Look through the material below. Copy every line with the string "name" in it.

--- start ---

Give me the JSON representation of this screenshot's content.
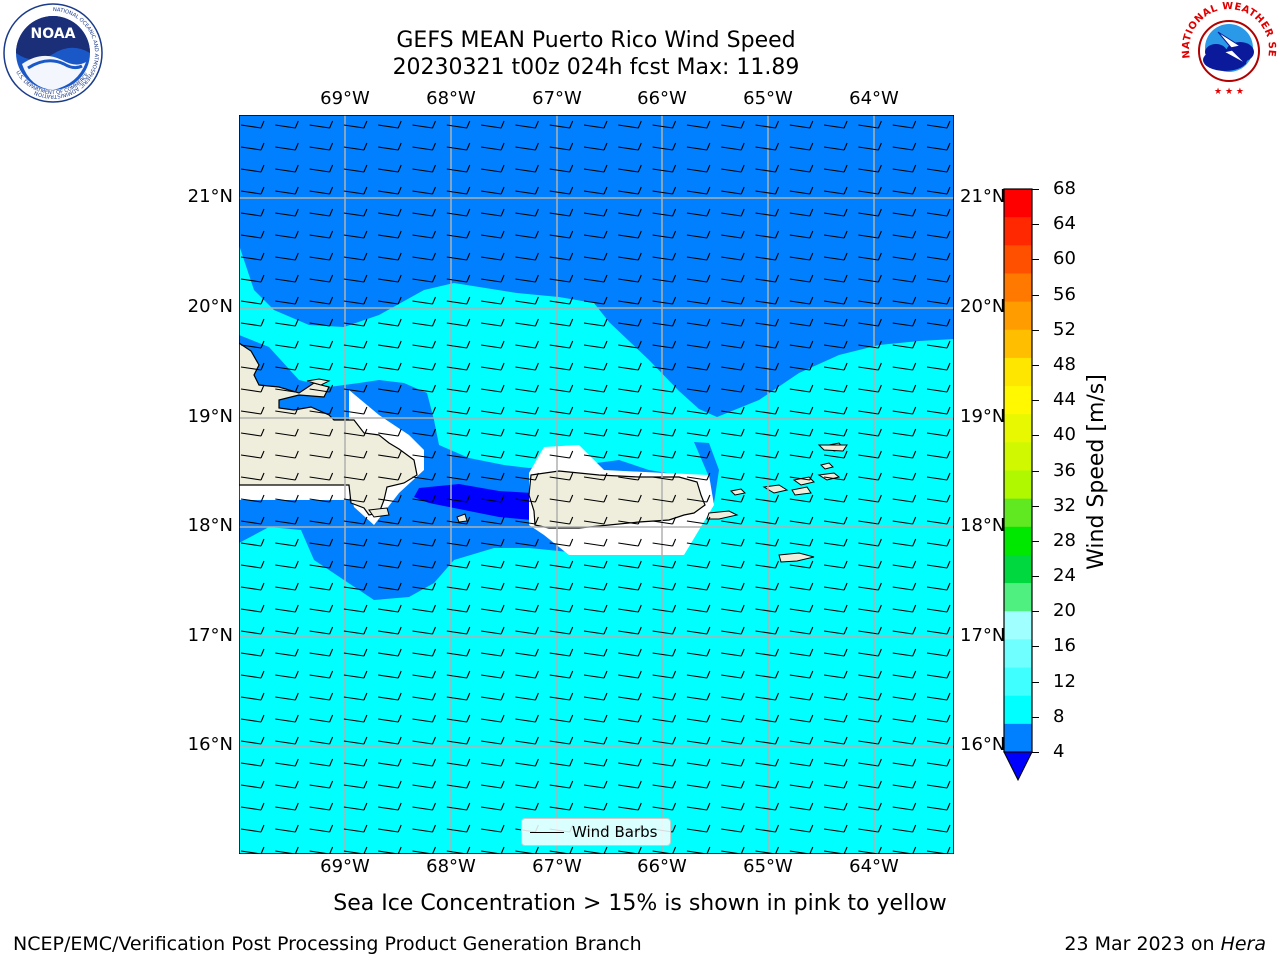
{
  "header": {
    "title_line1": "GEFS MEAN Puerto Rico Wind Speed",
    "title_line2": "20230321 t00z 024h fcst   Max: 11.89"
  },
  "logos": {
    "left": {
      "text": "NOAA",
      "ring_text": "NATIONAL OCEANIC AND ATMOSPHERIC ADMINISTRATION",
      "ring_text_bottom": "U.S. DEPARTMENT OF COMMERCE"
    },
    "right": {
      "ring_text": "NATIONAL WEATHER SERVICE"
    }
  },
  "map": {
    "lon_labels": [
      "69°W",
      "68°W",
      "67°W",
      "66°W",
      "65°W",
      "64°W"
    ],
    "lat_labels": [
      "21°N",
      "20°N",
      "19°N",
      "18°N",
      "17°N",
      "16°N"
    ],
    "colors": {
      "land": "#efeedd",
      "ocean_light": "#00ffff",
      "ocean_mid": "#0080ff",
      "ocean_dark": "#0000ff",
      "grid": "#b0b0b0"
    },
    "legend_label": "Wind Barbs"
  },
  "colorbar": {
    "label": "Wind Speed [m/s]",
    "ticks": [
      "68",
      "64",
      "60",
      "56",
      "52",
      "48",
      "44",
      "40",
      "36",
      "32",
      "28",
      "24",
      "20",
      "16",
      "12",
      "8",
      "4"
    ],
    "colors": [
      "#ff0000",
      "#ff2800",
      "#ff5000",
      "#ff7800",
      "#ff9c00",
      "#ffbe00",
      "#ffe600",
      "#fff800",
      "#e8f800",
      "#d0f800",
      "#b0f800",
      "#60e820",
      "#00e800",
      "#00d840",
      "#50f080",
      "#a0ffff",
      "#70ffff",
      "#40ffff",
      "#00ffff",
      "#0080ff"
    ],
    "extend_color": "#0000ff"
  },
  "footer": {
    "sea_ice_note": "Sea Ice Concentration > 15% is shown in pink to yellow",
    "left": "NCEP/EMC/Verification Post Processing Product Generation Branch",
    "right_date": "23 Mar 2023 on ",
    "right_host": "Hera"
  }
}
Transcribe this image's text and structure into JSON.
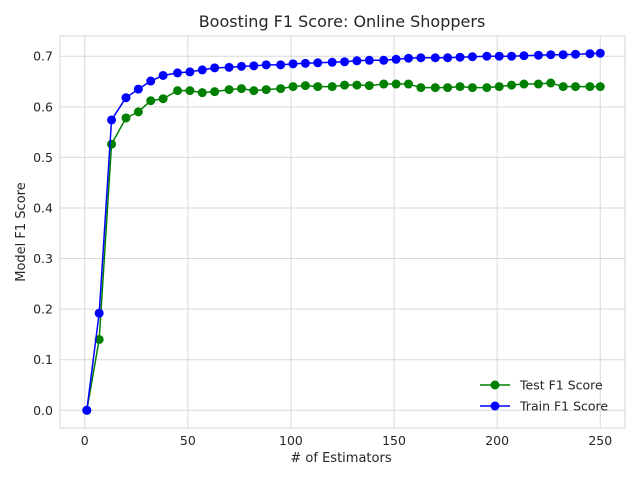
{
  "chart_data": {
    "type": "line",
    "title": "Boosting F1 Score: Online Shoppers",
    "xlabel": "# of Estimators",
    "ylabel": "Model F1 Score",
    "xlim": [
      -12,
      262
    ],
    "ylim": [
      -0.035,
      0.74
    ],
    "xticks": [
      0,
      50,
      100,
      150,
      200,
      250
    ],
    "yticks": [
      0.0,
      0.1,
      0.2,
      0.3,
      0.4,
      0.5,
      0.6,
      0.7
    ],
    "xtick_labels": [
      "0",
      "50",
      "100",
      "150",
      "200",
      "250"
    ],
    "ytick_labels": [
      "0.0",
      "0.1",
      "0.2",
      "0.3",
      "0.4",
      "0.5",
      "0.6",
      "0.7"
    ],
    "grid": true,
    "legend_position": "lower-right",
    "x": [
      1,
      7,
      13,
      20,
      26,
      32,
      38,
      45,
      51,
      57,
      63,
      70,
      76,
      82,
      88,
      95,
      101,
      107,
      113,
      120,
      126,
      132,
      138,
      145,
      151,
      157,
      163,
      170,
      176,
      182,
      188,
      195,
      201,
      207,
      213,
      220,
      226,
      232,
      238,
      245,
      250
    ],
    "series": [
      {
        "name": "Test F1 Score",
        "color": "#008000",
        "values": [
          0.0,
          0.14,
          0.526,
          0.578,
          0.59,
          0.612,
          0.616,
          0.632,
          0.632,
          0.628,
          0.63,
          0.634,
          0.636,
          0.632,
          0.634,
          0.636,
          0.64,
          0.642,
          0.64,
          0.64,
          0.643,
          0.643,
          0.642,
          0.645,
          0.645,
          0.645,
          0.638,
          0.638,
          0.638,
          0.64,
          0.638,
          0.638,
          0.64,
          0.643,
          0.645,
          0.645,
          0.647,
          0.64,
          0.64,
          0.64,
          0.64
        ]
      },
      {
        "name": "Train F1 Score",
        "color": "#0000ff",
        "values": [
          0.0,
          0.192,
          0.574,
          0.618,
          0.635,
          0.651,
          0.662,
          0.667,
          0.669,
          0.673,
          0.677,
          0.678,
          0.68,
          0.681,
          0.683,
          0.683,
          0.685,
          0.686,
          0.687,
          0.688,
          0.689,
          0.691,
          0.692,
          0.692,
          0.694,
          0.696,
          0.697,
          0.697,
          0.697,
          0.698,
          0.699,
          0.7,
          0.7,
          0.7,
          0.701,
          0.702,
          0.703,
          0.703,
          0.704,
          0.705,
          0.706
        ]
      }
    ]
  }
}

--- end ---

Completed task:
        "name": "Test F1 Score",
        "name": "Train F1 Score",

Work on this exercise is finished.